** START Dataset entries **
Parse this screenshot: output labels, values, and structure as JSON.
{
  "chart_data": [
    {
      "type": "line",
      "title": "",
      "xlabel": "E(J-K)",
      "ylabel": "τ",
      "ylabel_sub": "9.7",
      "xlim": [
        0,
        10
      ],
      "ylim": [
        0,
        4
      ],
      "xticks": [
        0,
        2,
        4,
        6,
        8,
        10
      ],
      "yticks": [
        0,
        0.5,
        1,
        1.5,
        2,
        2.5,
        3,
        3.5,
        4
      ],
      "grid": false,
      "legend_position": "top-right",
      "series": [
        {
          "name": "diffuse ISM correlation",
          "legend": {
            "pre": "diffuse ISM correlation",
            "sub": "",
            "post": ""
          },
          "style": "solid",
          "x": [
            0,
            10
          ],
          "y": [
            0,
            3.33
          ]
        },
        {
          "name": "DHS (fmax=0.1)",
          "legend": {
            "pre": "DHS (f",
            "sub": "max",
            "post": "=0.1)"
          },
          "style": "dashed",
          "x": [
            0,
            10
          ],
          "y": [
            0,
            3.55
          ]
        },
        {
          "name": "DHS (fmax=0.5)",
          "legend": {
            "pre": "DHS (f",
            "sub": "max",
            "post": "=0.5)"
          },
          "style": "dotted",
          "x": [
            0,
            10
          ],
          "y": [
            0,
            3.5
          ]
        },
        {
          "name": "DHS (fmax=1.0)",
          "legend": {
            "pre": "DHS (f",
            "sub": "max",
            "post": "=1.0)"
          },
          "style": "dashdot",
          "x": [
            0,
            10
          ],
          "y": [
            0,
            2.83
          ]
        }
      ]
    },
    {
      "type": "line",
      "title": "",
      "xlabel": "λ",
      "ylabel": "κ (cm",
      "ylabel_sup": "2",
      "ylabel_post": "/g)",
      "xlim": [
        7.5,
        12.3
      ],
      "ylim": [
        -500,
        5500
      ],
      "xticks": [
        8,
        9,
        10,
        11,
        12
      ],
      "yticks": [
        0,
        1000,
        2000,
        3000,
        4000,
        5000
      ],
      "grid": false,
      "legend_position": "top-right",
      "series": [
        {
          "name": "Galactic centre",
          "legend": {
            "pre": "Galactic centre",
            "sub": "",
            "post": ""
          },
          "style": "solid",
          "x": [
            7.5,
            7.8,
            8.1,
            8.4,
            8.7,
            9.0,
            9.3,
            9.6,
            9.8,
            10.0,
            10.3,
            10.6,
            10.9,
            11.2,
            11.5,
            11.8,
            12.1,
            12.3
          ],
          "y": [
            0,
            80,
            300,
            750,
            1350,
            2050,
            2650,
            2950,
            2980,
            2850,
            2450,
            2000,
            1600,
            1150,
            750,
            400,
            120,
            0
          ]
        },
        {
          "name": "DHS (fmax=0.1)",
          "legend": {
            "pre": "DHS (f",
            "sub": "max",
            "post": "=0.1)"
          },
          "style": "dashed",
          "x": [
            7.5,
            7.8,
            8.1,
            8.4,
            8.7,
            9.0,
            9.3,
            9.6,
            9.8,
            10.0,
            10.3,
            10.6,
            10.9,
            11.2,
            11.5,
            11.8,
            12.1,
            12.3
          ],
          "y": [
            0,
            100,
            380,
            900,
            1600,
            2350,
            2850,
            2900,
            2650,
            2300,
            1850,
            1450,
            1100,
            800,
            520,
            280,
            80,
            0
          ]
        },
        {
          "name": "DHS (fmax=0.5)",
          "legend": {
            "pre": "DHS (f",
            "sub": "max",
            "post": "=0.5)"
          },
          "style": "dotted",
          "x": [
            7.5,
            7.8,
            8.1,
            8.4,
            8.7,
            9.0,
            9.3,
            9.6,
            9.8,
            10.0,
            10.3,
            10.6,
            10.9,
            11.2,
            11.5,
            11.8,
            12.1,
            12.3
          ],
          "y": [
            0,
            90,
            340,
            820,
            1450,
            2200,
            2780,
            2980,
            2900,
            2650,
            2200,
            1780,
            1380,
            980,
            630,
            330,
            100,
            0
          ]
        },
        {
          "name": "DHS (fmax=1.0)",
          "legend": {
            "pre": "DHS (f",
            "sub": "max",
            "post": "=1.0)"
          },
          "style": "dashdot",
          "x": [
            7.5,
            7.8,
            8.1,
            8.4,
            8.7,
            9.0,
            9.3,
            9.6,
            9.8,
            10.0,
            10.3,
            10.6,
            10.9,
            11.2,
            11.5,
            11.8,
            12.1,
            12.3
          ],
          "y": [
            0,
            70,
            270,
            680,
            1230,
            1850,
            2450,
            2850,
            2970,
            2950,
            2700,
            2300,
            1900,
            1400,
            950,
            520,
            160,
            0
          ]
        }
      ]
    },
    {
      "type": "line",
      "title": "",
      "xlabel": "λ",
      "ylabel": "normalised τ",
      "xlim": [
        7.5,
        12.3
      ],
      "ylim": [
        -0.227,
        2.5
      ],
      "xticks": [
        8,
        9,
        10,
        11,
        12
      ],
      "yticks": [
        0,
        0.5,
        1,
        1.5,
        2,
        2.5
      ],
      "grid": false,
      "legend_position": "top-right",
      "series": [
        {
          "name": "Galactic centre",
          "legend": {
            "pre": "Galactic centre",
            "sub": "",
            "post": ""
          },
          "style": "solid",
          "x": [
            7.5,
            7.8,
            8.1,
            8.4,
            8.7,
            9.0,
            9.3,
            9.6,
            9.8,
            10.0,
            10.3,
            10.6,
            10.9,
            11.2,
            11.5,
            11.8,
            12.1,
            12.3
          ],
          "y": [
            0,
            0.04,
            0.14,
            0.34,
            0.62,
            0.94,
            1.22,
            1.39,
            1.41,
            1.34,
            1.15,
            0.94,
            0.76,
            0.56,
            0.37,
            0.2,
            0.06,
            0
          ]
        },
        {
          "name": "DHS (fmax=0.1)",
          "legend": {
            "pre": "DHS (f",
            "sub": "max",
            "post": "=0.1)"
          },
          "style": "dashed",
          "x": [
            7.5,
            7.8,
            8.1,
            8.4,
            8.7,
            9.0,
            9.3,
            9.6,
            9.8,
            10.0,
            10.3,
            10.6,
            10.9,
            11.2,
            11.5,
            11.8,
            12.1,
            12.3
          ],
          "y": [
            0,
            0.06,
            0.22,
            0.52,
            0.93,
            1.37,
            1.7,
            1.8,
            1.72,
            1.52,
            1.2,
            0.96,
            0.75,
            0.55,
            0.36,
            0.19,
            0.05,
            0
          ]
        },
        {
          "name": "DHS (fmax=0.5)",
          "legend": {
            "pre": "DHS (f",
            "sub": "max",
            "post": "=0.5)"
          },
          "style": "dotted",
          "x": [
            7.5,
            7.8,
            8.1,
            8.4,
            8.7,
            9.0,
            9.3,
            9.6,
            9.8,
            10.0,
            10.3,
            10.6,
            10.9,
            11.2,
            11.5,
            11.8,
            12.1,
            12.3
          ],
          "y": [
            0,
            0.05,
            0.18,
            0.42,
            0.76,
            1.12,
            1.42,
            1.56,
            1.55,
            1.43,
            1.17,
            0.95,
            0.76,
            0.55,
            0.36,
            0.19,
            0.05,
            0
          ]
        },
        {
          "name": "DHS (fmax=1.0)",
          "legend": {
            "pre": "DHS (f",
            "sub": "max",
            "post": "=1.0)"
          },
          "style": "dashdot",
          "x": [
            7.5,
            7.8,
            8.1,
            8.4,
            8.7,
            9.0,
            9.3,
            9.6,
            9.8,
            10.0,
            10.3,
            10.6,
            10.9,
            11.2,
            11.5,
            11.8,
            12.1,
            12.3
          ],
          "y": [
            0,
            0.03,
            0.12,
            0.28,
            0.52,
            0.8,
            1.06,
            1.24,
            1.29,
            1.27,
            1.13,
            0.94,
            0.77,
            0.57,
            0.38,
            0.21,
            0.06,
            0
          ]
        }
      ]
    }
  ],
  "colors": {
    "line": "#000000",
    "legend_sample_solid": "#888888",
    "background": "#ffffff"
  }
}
** END Dataset entries **
Spot every line that holds "diffuse" and copy it.

Exercise response.
          "name": "diffuse ISM correlation",
            "pre": "diffuse ISM correlation",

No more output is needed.